>> begin

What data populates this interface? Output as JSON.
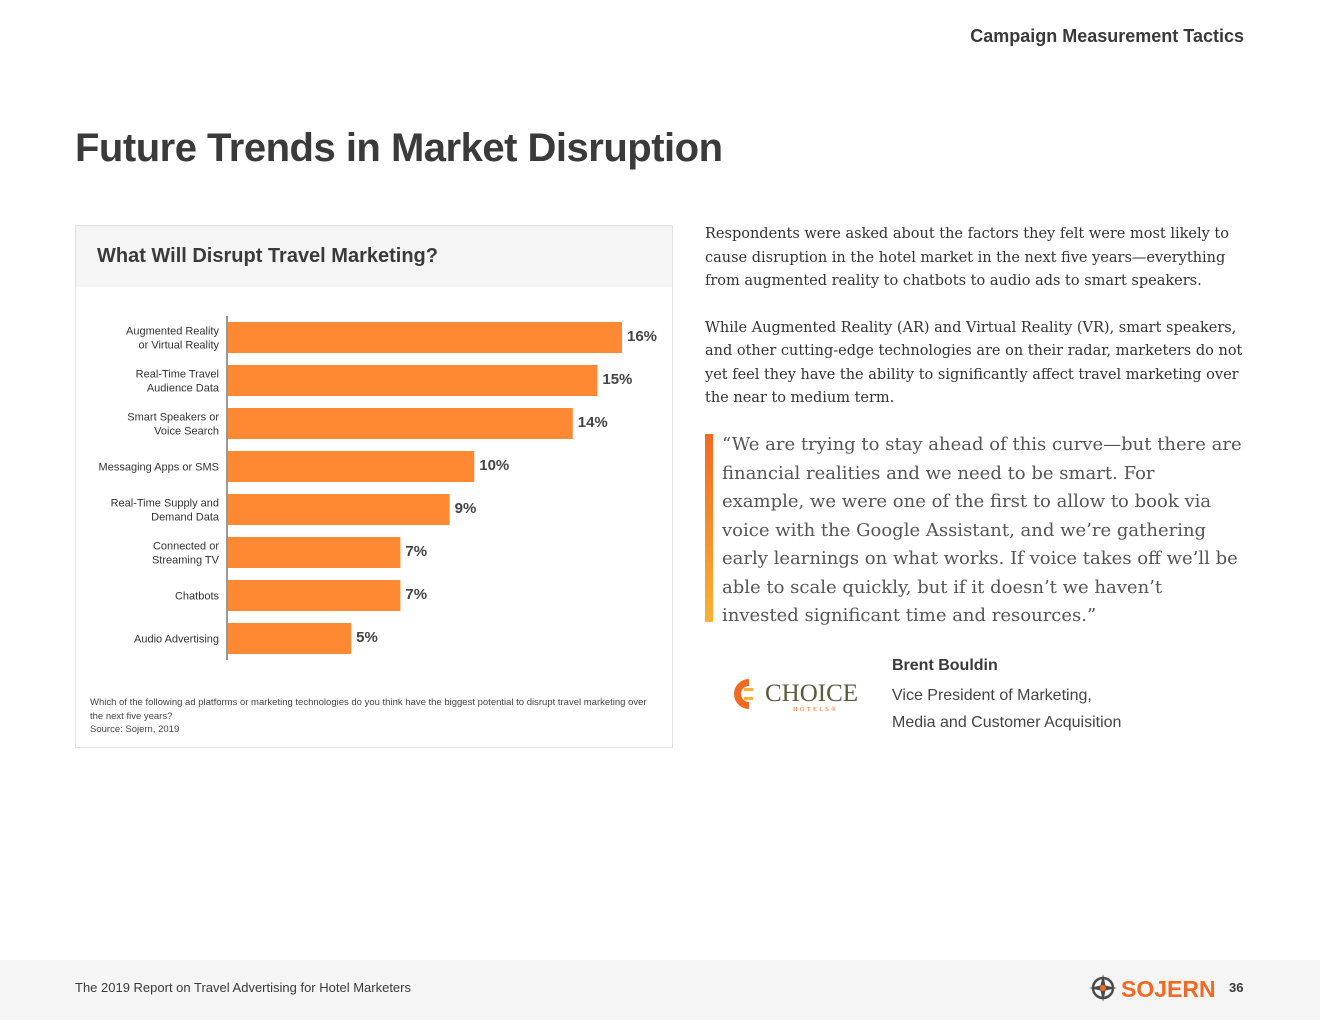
{
  "header": {
    "section_label": "Campaign Measurement Tactics"
  },
  "page_title": "Future Trends in Market Disruption",
  "chart_card": {
    "title": "What Will Disrupt Travel Marketing?",
    "note": "Which of the following ad platforms or marketing technologies do you think have the biggest potential to disrupt travel marketing over the next five years?",
    "source": "Source: Sojern, 2019"
  },
  "chart_data": {
    "type": "bar",
    "orientation": "horizontal",
    "title": "What Will Disrupt Travel Marketing?",
    "categories": [
      [
        "Augmented Reality",
        "or Virtual Reality"
      ],
      [
        "Real-Time Travel",
        "Audience Data"
      ],
      [
        "Smart Speakers or",
        "Voice Search"
      ],
      [
        "Messaging Apps or SMS"
      ],
      [
        "Real-Time Supply and",
        "Demand Data"
      ],
      [
        "Connected or",
        "Streaming TV"
      ],
      [
        "Chatbots"
      ],
      [
        "Audio Advertising"
      ]
    ],
    "values": [
      16,
      15,
      14,
      10,
      9,
      7,
      7,
      5
    ],
    "value_labels": [
      "16%",
      "15%",
      "14%",
      "10%",
      "9%",
      "7%",
      "7%",
      "5%"
    ],
    "xlim": [
      0,
      16
    ],
    "bar_color": "#ff8833",
    "grid": false
  },
  "intro": {
    "paragraph1": "Respondents were asked about the factors they felt were most likely to cause disruption in the hotel market in the next five years—everything from augmented reality to chatbots to audio ads to smart speakers.",
    "paragraph2": "While Augmented Reality (AR) and Virtual Reality (VR), smart speakers, and other cutting-edge technologies are on their radar, marketers do not yet feel they have the ability to significantly affect travel marketing over the near to medium term."
  },
  "quote": {
    "text": "“We are trying to stay ahead of this curve—but there are financial realities and we need to be smart. For example, we were one of the first to allow to book via voice with the Google Assistant, and we’re gathering early learnings on what works. If voice takes off we’ll be able to scale quickly, but if it doesn’t we haven’t invested significant time and resources.”",
    "name": "Brent Bouldin",
    "role_line1": "Vice President of Marketing,",
    "role_line2": "Media and Customer Acquisition",
    "logo_word": "CHOICE",
    "logo_sub": "HOTELS®"
  },
  "footer": {
    "report_title": "The 2019 Report on Travel Advertising for Hotel Marketers",
    "brand": "SOJERN",
    "page_number": "36"
  },
  "colors": {
    "accent": "#ff8833",
    "brand_orange": "#f26a22",
    "text_dark": "#3a3a3a",
    "logo_olive": "#5a5a3c"
  }
}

>> end

Can you restate all the records above word for word while dropping the pictures?

■ FULL OUTPUT ■
What data populates this interface? Output as JSON.
{
  "header": {
    "section_label": "Campaign Measurement Tactics"
  },
  "page_title": "Future Trends in Market Disruption",
  "chart_card": {
    "title": "What Will Disrupt Travel Marketing?",
    "note": "Which of the following ad platforms or marketing technologies do you think have the biggest potential to disrupt travel marketing over the next five years?",
    "source": "Source: Sojern, 2019"
  },
  "chart_data": {
    "type": "bar",
    "orientation": "horizontal",
    "title": "What Will Disrupt Travel Marketing?",
    "categories": [
      [
        "Augmented Reality",
        "or Virtual Reality"
      ],
      [
        "Real-Time Travel",
        "Audience Data"
      ],
      [
        "Smart Speakers or",
        "Voice Search"
      ],
      [
        "Messaging Apps or SMS"
      ],
      [
        "Real-Time Supply and",
        "Demand Data"
      ],
      [
        "Connected or",
        "Streaming TV"
      ],
      [
        "Chatbots"
      ],
      [
        "Audio Advertising"
      ]
    ],
    "values": [
      16,
      15,
      14,
      10,
      9,
      7,
      7,
      5
    ],
    "value_labels": [
      "16%",
      "15%",
      "14%",
      "10%",
      "9%",
      "7%",
      "7%",
      "5%"
    ],
    "xlim": [
      0,
      16
    ],
    "bar_color": "#ff8833",
    "grid": false
  },
  "intro": {
    "paragraph1": "Respondents were asked about the factors they felt were most likely to cause disruption in the hotel market in the next five years—everything from augmented reality to chatbots to audio ads to smart speakers.",
    "paragraph2": "While Augmented Reality (AR) and Virtual Reality (VR), smart speakers, and other cutting-edge technologies are on their radar, marketers do not yet feel they have the ability to significantly affect travel marketing over the near to medium term."
  },
  "quote": {
    "text": "“We are trying to stay ahead of this curve—but there are financial realities and we need to be smart. For example, we were one of the first to allow to book via voice with the Google Assistant, and we’re gathering early learnings on what works. If voice takes off we’ll be able to scale quickly, but if it doesn’t we haven’t invested significant time and resources.”",
    "name": "Brent Bouldin",
    "role_line1": "Vice President of Marketing,",
    "role_line2": "Media and Customer Acquisition",
    "logo_word": "CHOICE",
    "logo_sub": "HOTELS®"
  },
  "footer": {
    "report_title": "The 2019 Report on Travel Advertising for Hotel Marketers",
    "brand": "SOJERN",
    "page_number": "36"
  },
  "colors": {
    "accent": "#ff8833",
    "brand_orange": "#f26a22",
    "text_dark": "#3a3a3a",
    "logo_olive": "#5a5a3c"
  }
}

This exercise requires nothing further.